Data provided:

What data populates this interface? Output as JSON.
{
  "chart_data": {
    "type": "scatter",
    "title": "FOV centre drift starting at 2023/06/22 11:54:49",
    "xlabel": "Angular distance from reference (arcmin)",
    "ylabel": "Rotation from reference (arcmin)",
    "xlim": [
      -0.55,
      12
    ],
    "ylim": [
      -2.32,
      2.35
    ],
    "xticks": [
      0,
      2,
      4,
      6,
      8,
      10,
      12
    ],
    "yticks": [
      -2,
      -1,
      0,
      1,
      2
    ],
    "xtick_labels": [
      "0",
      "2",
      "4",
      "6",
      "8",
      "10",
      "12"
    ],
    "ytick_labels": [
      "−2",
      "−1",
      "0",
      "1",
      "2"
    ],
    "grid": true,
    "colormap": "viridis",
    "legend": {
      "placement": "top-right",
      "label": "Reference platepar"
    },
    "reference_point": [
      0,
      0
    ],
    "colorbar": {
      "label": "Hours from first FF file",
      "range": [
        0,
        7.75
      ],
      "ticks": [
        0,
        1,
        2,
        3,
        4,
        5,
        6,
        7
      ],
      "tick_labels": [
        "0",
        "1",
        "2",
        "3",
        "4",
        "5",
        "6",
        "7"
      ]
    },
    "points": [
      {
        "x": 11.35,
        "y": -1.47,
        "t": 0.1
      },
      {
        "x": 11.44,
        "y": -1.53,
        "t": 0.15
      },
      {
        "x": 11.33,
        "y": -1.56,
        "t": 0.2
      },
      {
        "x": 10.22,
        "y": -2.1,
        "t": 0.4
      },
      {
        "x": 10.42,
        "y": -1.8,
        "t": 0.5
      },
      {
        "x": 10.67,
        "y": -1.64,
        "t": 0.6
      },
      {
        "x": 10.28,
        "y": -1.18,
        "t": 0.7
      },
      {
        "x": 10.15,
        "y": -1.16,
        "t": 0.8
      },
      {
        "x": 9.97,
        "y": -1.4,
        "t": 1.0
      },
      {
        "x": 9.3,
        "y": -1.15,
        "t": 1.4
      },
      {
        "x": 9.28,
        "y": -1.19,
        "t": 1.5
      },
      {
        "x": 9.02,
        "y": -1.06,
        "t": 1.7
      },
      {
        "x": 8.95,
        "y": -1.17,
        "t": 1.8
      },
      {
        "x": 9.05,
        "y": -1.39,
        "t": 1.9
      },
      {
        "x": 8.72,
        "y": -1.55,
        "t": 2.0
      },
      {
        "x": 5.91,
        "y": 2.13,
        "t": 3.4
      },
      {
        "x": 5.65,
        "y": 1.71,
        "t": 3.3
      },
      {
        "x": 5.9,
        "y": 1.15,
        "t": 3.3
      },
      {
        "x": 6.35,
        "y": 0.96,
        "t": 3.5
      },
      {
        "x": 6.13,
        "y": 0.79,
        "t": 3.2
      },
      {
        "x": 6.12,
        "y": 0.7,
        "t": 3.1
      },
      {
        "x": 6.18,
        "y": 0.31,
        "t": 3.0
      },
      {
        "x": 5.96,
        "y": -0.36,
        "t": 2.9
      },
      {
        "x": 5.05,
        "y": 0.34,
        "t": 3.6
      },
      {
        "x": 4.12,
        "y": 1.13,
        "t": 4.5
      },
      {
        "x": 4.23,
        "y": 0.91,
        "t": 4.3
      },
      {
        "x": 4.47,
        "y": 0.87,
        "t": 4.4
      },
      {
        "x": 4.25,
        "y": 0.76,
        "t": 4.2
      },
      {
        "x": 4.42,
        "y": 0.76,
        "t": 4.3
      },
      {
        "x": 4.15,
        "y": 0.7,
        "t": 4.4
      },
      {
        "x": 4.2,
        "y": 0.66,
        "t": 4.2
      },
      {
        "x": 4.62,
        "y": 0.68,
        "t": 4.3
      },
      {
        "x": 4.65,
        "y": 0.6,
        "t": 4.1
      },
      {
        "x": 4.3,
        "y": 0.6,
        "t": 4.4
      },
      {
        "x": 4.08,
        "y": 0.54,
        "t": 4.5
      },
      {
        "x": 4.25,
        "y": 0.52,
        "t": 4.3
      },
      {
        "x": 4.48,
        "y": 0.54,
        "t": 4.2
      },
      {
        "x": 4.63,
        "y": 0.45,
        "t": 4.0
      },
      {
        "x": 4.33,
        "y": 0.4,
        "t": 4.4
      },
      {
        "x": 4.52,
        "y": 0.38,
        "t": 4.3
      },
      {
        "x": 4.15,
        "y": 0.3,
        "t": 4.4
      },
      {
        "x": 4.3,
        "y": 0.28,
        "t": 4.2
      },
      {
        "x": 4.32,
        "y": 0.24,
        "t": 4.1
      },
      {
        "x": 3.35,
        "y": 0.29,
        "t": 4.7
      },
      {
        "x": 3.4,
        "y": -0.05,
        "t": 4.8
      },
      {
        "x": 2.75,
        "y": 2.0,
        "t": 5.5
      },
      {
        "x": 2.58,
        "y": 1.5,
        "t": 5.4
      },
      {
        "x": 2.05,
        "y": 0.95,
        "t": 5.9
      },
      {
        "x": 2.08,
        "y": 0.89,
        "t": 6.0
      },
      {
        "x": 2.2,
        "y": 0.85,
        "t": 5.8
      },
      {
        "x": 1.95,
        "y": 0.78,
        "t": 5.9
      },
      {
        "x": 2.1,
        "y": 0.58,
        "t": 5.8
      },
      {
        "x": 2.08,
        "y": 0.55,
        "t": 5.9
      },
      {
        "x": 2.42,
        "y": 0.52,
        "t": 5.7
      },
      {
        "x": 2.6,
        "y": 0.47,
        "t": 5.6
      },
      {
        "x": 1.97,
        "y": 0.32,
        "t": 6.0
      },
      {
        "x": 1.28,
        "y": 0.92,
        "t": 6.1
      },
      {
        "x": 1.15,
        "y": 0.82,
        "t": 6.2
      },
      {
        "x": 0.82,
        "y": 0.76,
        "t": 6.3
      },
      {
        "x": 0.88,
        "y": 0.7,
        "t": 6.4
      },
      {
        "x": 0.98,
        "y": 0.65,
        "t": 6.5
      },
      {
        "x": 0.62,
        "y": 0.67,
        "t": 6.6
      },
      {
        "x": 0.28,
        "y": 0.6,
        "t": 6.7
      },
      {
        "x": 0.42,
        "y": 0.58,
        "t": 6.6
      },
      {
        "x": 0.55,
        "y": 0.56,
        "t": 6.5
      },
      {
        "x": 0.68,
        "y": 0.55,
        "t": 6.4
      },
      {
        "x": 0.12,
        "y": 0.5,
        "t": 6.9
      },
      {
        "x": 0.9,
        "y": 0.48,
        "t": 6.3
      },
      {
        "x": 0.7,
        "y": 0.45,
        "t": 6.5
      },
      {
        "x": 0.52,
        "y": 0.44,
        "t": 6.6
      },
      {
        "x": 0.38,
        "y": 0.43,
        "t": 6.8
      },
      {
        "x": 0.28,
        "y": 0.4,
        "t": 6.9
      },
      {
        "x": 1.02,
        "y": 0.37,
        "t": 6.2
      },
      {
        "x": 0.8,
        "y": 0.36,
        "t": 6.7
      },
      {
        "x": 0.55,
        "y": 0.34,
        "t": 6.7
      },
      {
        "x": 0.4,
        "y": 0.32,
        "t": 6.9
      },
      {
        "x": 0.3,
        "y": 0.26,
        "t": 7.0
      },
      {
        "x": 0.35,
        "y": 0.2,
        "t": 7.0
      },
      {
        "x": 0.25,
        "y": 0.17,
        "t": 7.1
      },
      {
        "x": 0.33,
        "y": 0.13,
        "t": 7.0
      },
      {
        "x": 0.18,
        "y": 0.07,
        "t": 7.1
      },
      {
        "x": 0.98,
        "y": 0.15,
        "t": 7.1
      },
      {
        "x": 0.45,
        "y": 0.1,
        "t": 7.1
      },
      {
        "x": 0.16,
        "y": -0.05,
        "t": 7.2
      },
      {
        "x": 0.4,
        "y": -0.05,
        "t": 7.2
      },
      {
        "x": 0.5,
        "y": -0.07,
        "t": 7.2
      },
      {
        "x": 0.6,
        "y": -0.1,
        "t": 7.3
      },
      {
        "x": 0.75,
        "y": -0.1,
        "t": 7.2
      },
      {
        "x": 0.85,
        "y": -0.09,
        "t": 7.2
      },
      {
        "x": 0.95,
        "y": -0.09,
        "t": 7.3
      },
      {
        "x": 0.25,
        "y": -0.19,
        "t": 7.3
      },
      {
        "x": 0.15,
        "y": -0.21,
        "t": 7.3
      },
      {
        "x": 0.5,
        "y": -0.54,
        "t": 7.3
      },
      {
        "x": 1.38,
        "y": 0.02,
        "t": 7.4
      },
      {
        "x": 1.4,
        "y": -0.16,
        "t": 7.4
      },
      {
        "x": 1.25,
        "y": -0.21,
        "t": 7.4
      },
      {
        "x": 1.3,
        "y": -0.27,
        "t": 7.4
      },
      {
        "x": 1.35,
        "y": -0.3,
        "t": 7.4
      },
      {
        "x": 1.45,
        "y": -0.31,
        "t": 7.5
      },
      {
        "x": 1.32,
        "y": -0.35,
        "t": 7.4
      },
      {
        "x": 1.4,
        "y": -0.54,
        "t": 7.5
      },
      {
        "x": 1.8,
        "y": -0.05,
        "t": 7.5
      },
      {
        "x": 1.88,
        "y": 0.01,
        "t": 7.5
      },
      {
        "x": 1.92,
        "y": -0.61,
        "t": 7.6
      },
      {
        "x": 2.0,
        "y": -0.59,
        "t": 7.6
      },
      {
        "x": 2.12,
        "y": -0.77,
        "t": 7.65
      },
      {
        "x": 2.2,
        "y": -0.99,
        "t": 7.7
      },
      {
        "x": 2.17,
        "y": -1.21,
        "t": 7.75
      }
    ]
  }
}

Work instructions: Which lines include the word "arcmin"? List them all.

Complete response:
    "xlabel": "Angular distance from reference (arcmin)",
    "ylabel": "Rotation from reference (arcmin)",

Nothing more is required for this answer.